### Exercise instructions
Repeat every record below exactly as written.

### Supplied information
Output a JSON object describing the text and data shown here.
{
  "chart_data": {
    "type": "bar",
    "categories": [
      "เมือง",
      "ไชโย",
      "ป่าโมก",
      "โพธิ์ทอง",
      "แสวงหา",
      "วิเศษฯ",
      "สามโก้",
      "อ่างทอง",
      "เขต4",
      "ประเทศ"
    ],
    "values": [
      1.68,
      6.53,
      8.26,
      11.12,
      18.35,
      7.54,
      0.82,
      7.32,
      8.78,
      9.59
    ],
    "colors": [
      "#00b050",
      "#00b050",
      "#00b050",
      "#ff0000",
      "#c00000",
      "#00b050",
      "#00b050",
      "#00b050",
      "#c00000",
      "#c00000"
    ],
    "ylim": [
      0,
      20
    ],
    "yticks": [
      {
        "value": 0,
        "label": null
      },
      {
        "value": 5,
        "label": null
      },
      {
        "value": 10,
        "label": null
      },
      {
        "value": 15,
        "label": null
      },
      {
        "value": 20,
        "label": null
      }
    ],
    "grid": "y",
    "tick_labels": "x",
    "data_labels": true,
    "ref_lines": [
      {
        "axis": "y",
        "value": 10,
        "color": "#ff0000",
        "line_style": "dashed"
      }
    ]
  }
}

### Full answer
Output a JSON object describing the text and data shown here.
{
  "chart_data": {
    "type": "bar",
    "categories": [
      "เมือง",
      "ไชโย",
      "ป่าโมก",
      "โพธิ์ทอง",
      "แสวงหา",
      "วิเศษฯ",
      "สามโก้",
      "อ่างทอง",
      "เขต4",
      "ประเทศ"
    ],
    "values": [
      1.68,
      6.53,
      8.26,
      11.12,
      18.35,
      7.54,
      0.82,
      7.32,
      8.78,
      9.59
    ],
    "colors": [
      "#00b050",
      "#00b050",
      "#00b050",
      "#ff0000",
      "#c00000",
      "#00b050",
      "#00b050",
      "#00b050",
      "#c00000",
      "#c00000"
    ],
    "ylim": [
      0,
      20
    ],
    "yticks": [
      {
        "value": 0,
        "label": null
      },
      {
        "value": 5,
        "label": null
      },
      {
        "value": 10,
        "label": null
      },
      {
        "value": 15,
        "label": null
      },
      {
        "value": 20,
        "label": null
      }
    ],
    "grid": "y",
    "tick_labels": "x",
    "data_labels": true,
    "ref_lines": [
      {
        "axis": "y",
        "value": 10,
        "color": "#ff0000",
        "line_style": "dashed"
      }
    ]
  }
}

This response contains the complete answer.